Reading text:
┌──

A two-part Chinese strategy evolved: (1) Stop the Association of Southeast Asian Nations from asserting its views; and (2) Assert actual possession to buffer up China's claims.

China reduced ASEAN, “to near-impotence” by manipulating its satellite, Cambodia. As host country this year, Phnom Penh vetoed the communiqué traditionally issued, since 1967, when ASEAN Foreign Ministers conclude their meeting.

Shredding the communiqué resulted silence on a tentative code of international conduct for the South China Sea that ASEAN members hoped would replace the vague declaration agreed to by China and ASEAN in 2002.

What has happened to the latest draft? Stories vary. Some who claim to have seen the new draft maintain it still is too weak.

The code should have been drafted by the ASEAN nations involved in the South China Sea, namely Vietnam, the Philippines, Malaysia, Brunei, possibly Indonesia. Cambodia and Laos receive substantial aid from Beijing. They don’t border the South China Sea. Yet, they dabbled in the drafting of a code that does not concern them.

(Cambodia recalled its Ambassador to Manila Hos Sereythonh after the Foreign Office summoned him to explain his remarks accusing the Philippines and Vietnam of “dirty politics” in seeking a common Asean stand on the on the West Philippine Sea dispute.)

Beijing will water down the final joint draft. “ASEAN will have no choice but to accept it…. China treats as an undeniable fact that it must possess the whole of the South China Sea.

Beijing midwifed a new government for the South China: Sansha City with 45 legislators, elected by the 1,100 claimed residents of the prefecture. They’re “scattered in the Xisha, Zhongsha and Nansha islands.”

China followed up by announcing the setting up of a PLA divisional headquarters, and naming two senior colonels to be the garrison commander and the political commissar.

The US State Department snapped: "China's upgrading of the administrative level of Sansha City, and establishment of a new military garrison covering disputed areas of the South China Sea, run counter to collaborative diplomatic efforts to resolve differences and risk further escalating tensions in the region."

How real is this new government? Sansha is on two square kilometers of Yongxing Dao, one of the Paracel Islands, fell under South Vietnamese control until 1974. The People’s Liberation Army ousted the Vietnamese from the Paracels.

└──

Data block:
┌──

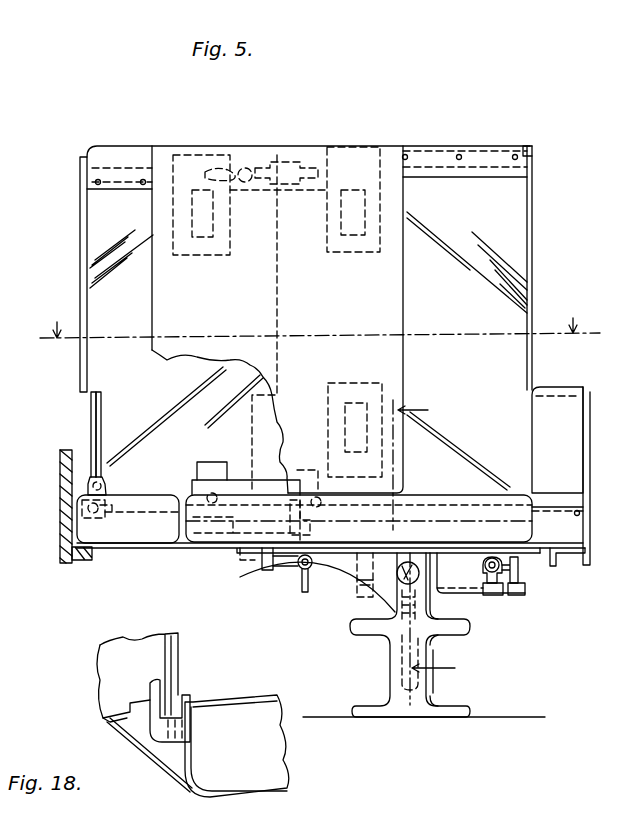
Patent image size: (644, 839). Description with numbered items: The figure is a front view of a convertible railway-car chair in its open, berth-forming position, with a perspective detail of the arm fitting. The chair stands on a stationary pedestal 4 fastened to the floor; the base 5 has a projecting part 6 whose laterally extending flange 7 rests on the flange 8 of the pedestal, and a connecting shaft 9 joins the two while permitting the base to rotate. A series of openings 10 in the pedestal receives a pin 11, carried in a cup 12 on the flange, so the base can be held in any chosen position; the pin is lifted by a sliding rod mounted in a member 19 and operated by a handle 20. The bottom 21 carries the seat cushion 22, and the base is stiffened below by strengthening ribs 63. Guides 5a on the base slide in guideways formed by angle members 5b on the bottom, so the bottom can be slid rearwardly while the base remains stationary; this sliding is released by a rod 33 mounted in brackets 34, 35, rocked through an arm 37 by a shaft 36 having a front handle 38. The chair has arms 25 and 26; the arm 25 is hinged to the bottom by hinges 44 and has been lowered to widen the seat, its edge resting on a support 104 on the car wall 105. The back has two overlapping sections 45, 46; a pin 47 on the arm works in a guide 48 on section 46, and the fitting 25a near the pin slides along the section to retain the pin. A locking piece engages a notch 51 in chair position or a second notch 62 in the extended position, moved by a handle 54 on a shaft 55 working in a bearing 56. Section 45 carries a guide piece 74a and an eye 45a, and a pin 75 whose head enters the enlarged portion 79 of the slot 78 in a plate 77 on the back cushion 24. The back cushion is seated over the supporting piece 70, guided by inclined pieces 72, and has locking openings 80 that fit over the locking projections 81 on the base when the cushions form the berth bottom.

└──

Problems:
1 - Rewrite the piece on China's South China Sea strategy, everything from "Shredding the communiqué" down to "is too weak.", substituting "statement" for "communiqué".
2 - In the piece on China's South China Sea strategy, who elected Sansha City's 45 legislators?

Responses by task:
1 -
Shredding the statement resulted silence on a tentative code of international conduct for the South China Sea that ASEAN members hoped would replace the vague declaration agreed to by China and ASEAN in 2002.

What has happened to the latest draft? Stories vary. Some who claim to have seen the new draft maintain it still is too weak.

2 - The 1,100 claimed residents of the prefecture.